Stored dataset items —

* * * *

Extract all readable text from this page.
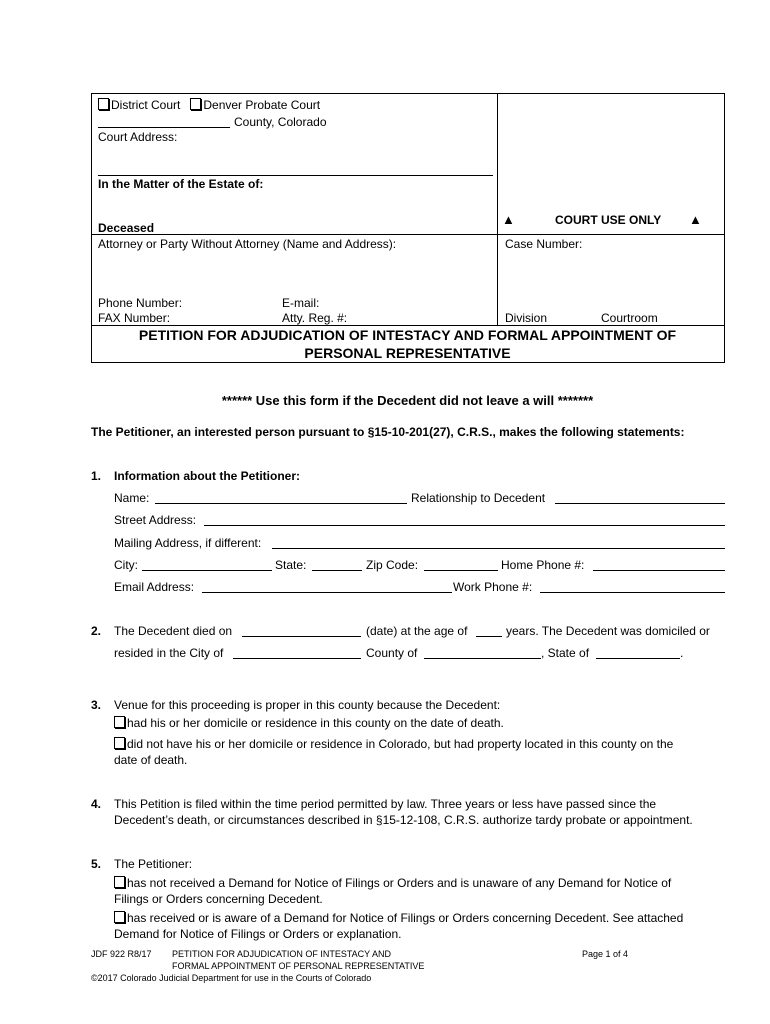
District Court Denver Probate Court
County, Colorado
Court Address:
In the Matter of the Estate of:
Deceased
Attorney or Party Without Attorney (Name and Address):
Phone Number:	E-mail:
FAX Number:	Atty. Reg. #:
▲	COURT USE ONLY ▲
Case Number:
Division	Courtroom
PETITION FOR ADJUDICATION OF INTESTACY AND FORMAL APPOINTMENT OF
PERSONAL REPRESENTATIVE
****** Use this form if the Decedent did not leave a will *******
The Petitioner, an interested person pursuant to §15-10-201(27), C.R.S., makes the following statements:
1. Information about the Petitioner:
Name:	Relationship to Decedent
Street Address:
Mailing Address, if different:
City:	State:	Zip Code:	Home Phone #:
Email Address:	Work Phone #:
2. The Decedent died on	(date) at the age of	years. The Decedent was domiciled or
resided in the City of	County of	, State of	.
3. Venue for this proceeding is proper in this county because the Decedent:
had his or her domicile or residence in this county on the date of death.
did not have his or her domicile or residence in Colorado, but had property located in this county on the
date of death.
4. This Petition is filed within the time period permitted by law. Three years or less have passed since the
Decedent’s death, or circumstances described in §15-12-108, C.R.S. authorize tardy probate or appointment.
5. The Petitioner:
has not received a Demand for Notice of Filings or Orders and is unaware of any Demand for Notice of
Filings or Orders concerning Decedent.
has received or is aware of a Demand for Notice of Filings or Orders concerning Decedent. See attached
Demand for Notice of Filings or Orders or explanation.
JDF 922 R8/17 PETITION FOR ADJUDICATION OF INTESTACY AND
FORMAL APPOINTMENT OF PERSONAL REPRESENTATIVE
©2017 Colorado Judicial Department for use in the Courts of Colorado
Page 1 of 4
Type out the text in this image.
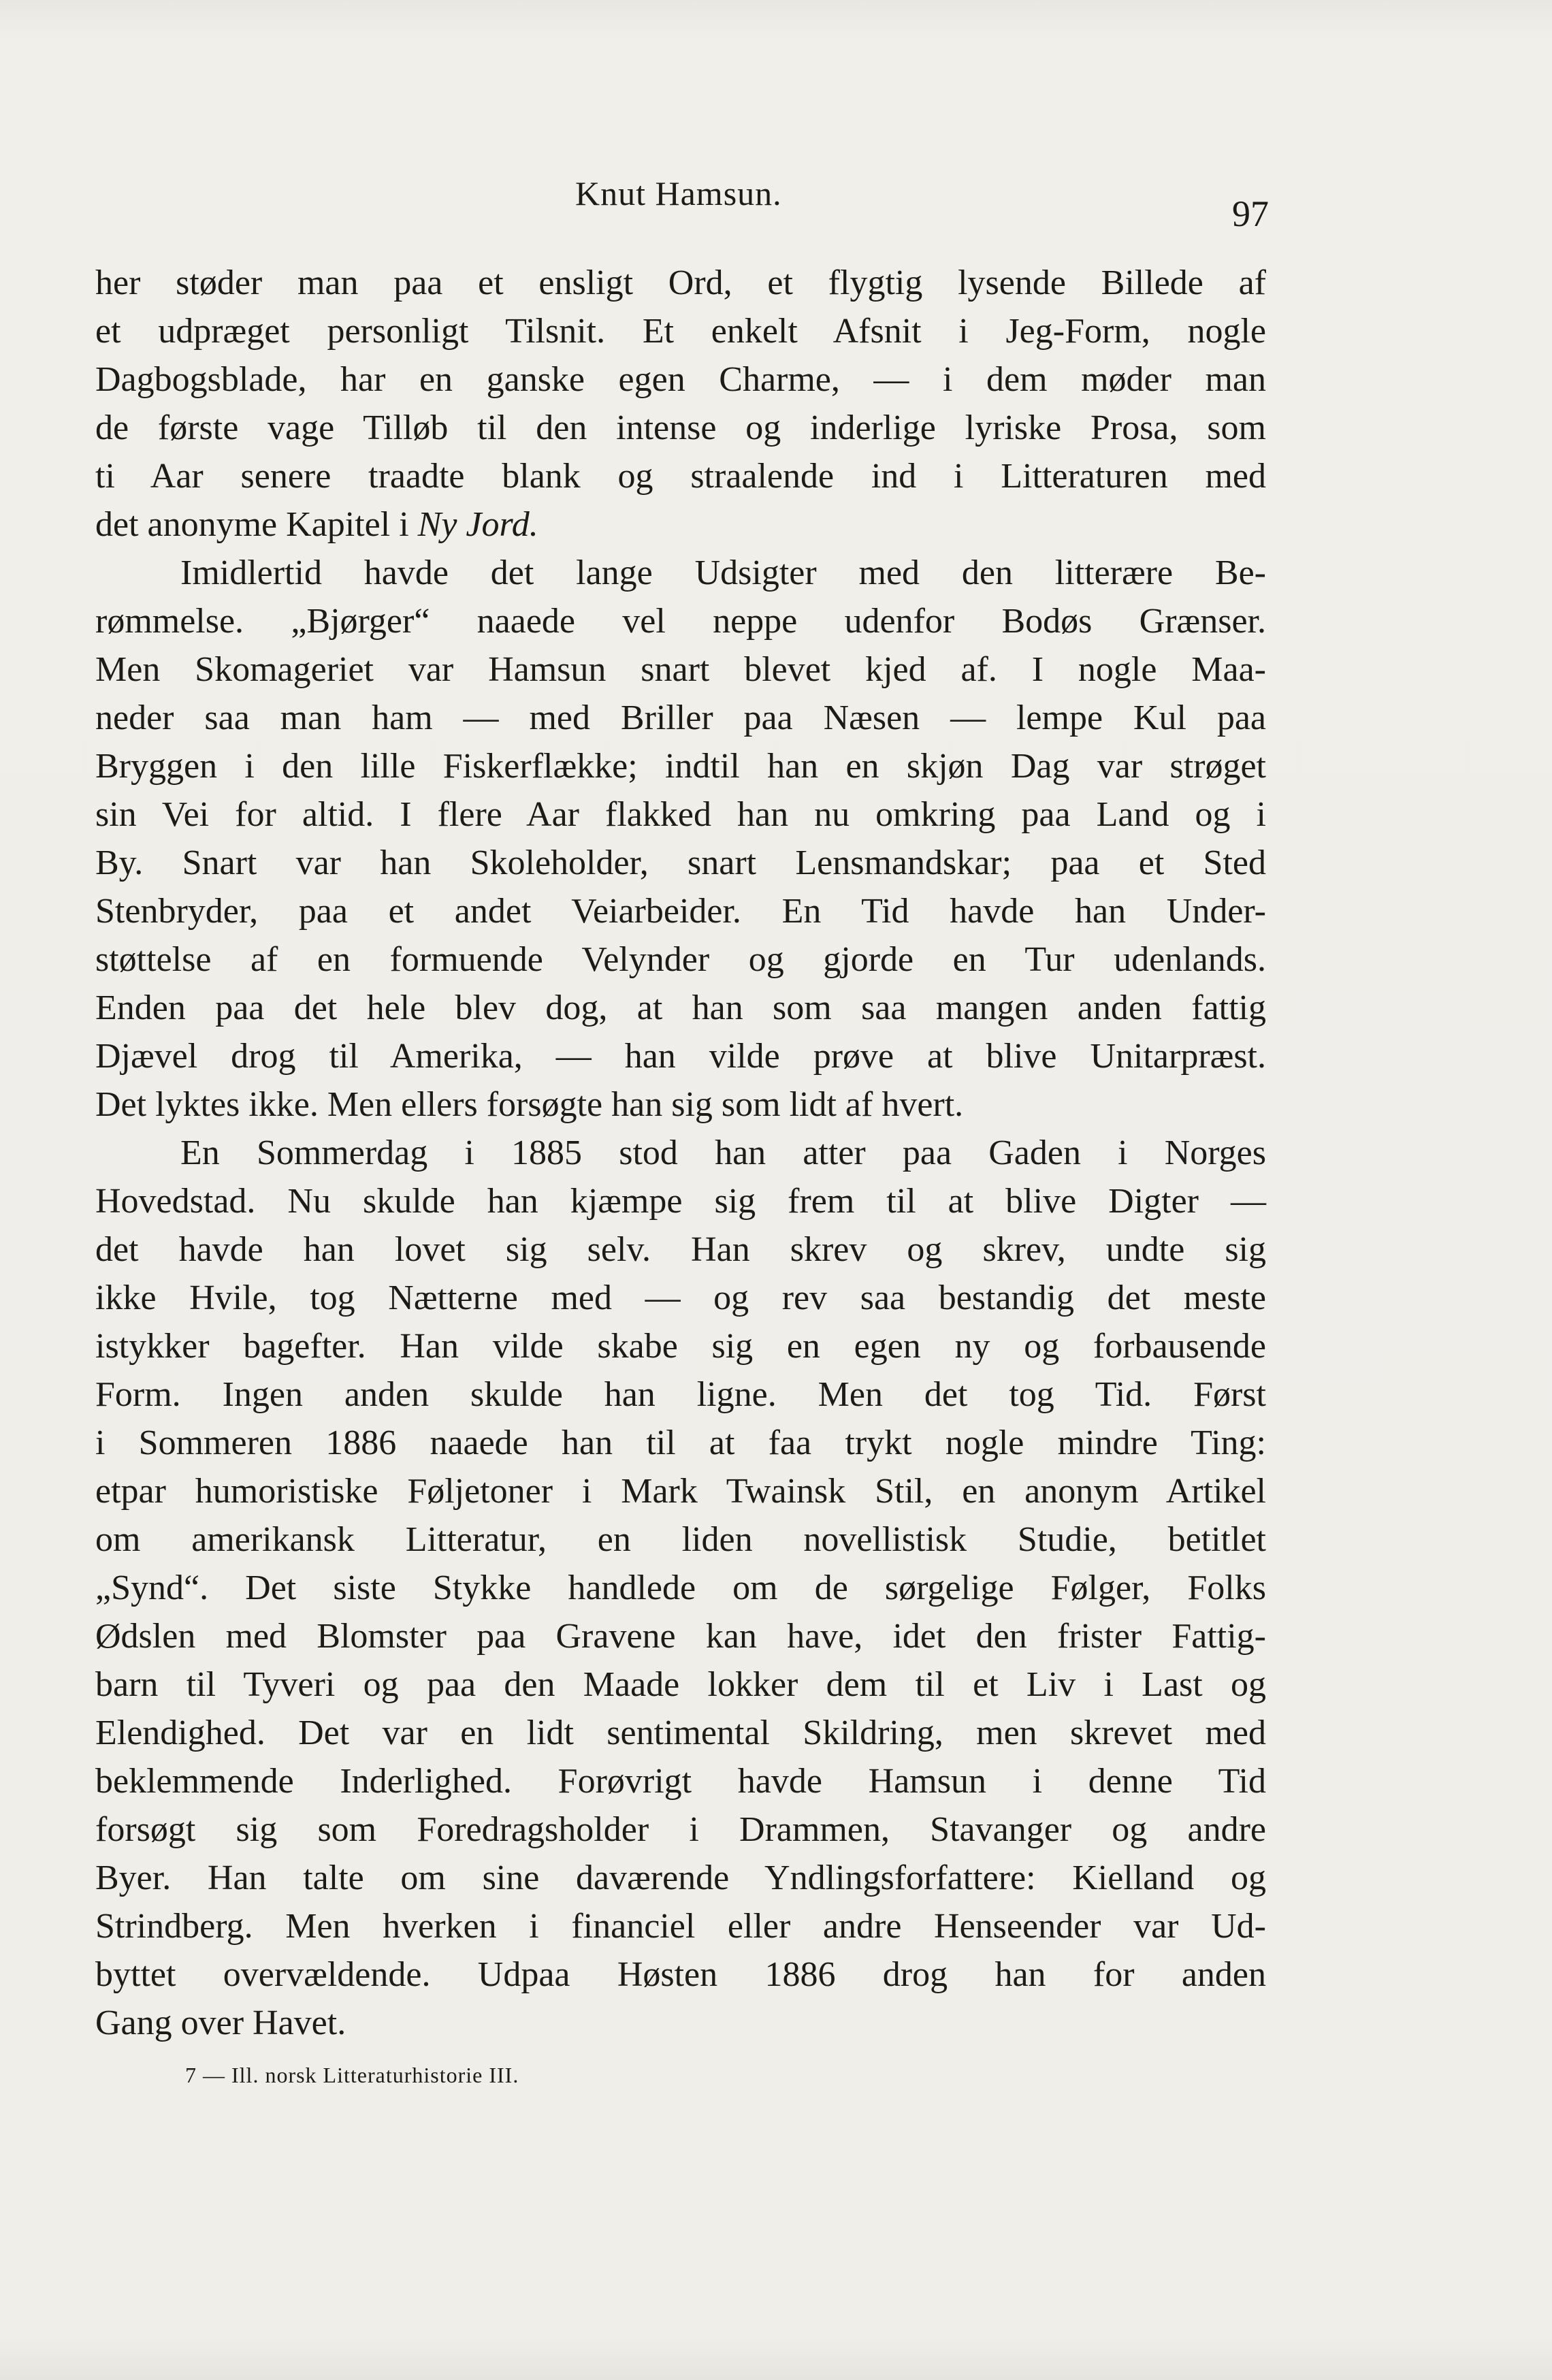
Knut Hamsun.	97
her støder man paa et ensligt Ord, et flygtig lysende Billede af
et udpræget personligt Tilsnit. Et enkelt Afsnit i Jeg-Form, nogle
Dagbogsblade, har en ganske egen Charme, — i dem møder man
de første vage Tilløb til den intense og inderlige lyriske Prosa, som
ti Aar senere traadte blank og straalende ind i Litteraturen med
det anonyme Kapitel i Ny Jord.
Imidlertid havde det lange Udsigter med den litterære Be-
rømmelse. „Bjørger“ naaede vel neppe udenfor Bodøs Grænser.
Men Skomageriet var Hamsun snart blevet kjed af. I nogle Maa-
neder saa man ham — med Briller paa Næsen — lempe Kul paa
Bryggen i den lille Fiskerflække; indtil han en skjøn Dag var strøget
sin Vei for altid. I flere Aar flakked han nu omkring paa Land og i
By. Snart var han Skoleholder, snart Lensmandskar; paa et Sted
Stenbryder, paa et andet Veiarbeider. En Tid havde han Under-
støttelse af en formuende Velynder og gjorde en Tur udenlands.
Enden paa det hele blev dog, at han som saa mangen anden fattig
Djævel drog til Amerika, — han vilde prøve at blive Unitarpræst.
Det lyktes ikke. Men ellers forsøgte han sig som lidt af hvert.
En Sommerdag i 1885 stod han atter paa Gaden i Norges
Hovedstad. Nu skulde han kjæmpe sig frem til at blive Digter —
det havde han lovet sig selv. Han skrev og skrev, undte sig
ikke Hvile, tog Nætterne med — og rev saa bestandig det meste
istykker bagefter. Han vilde skabe sig en egen ny og forbausende
Form. Ingen anden skulde han ligne. Men det tog Tid. Først
i Sommeren 1886 naaede han til at faa trykt nogle mindre Ting:
etpar humoristiske Føljetoner i Mark Twainsk Stil, en anonym Artikel
om amerikansk Litteratur, en liden novellistisk Studie, betitlet
„Synd“. Det siste Stykke handlede om de sørgelige Følger, Folks
Ødslen med Blomster paa Gravene kan have, idet den frister Fattig-
barn til Tyveri og paa den Maade lokker dem til et Liv i Last og
Elendighed. Det var en lidt sentimental Skildring, men skrevet med
beklemmende Inderlighed. Forøvrigt havde Hamsun i denne Tid
forsøgt sig som Foredragsholder i Drammen, Stavanger og andre
Byer. Han talte om sine daværende Yndlingsforfattere: Kielland og
Strindberg. Men hverken i financiel eller andre Henseender var Ud-
byttet overvældende. Udpaa Høsten 1886 drog han for anden
Gang over Havet.
7 — Ill. norsk Litteraturhistorie III.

* * * *

WRITTEN REQUEST —
Report all lines of the material that contain the word "egen".

ANSWER TO THIS EXERCISE —
Dagbogsblade, har en ganske egen Charme, — i dem møder man
istykker bagefter. Han vilde skabe sig en egen ny og forbausende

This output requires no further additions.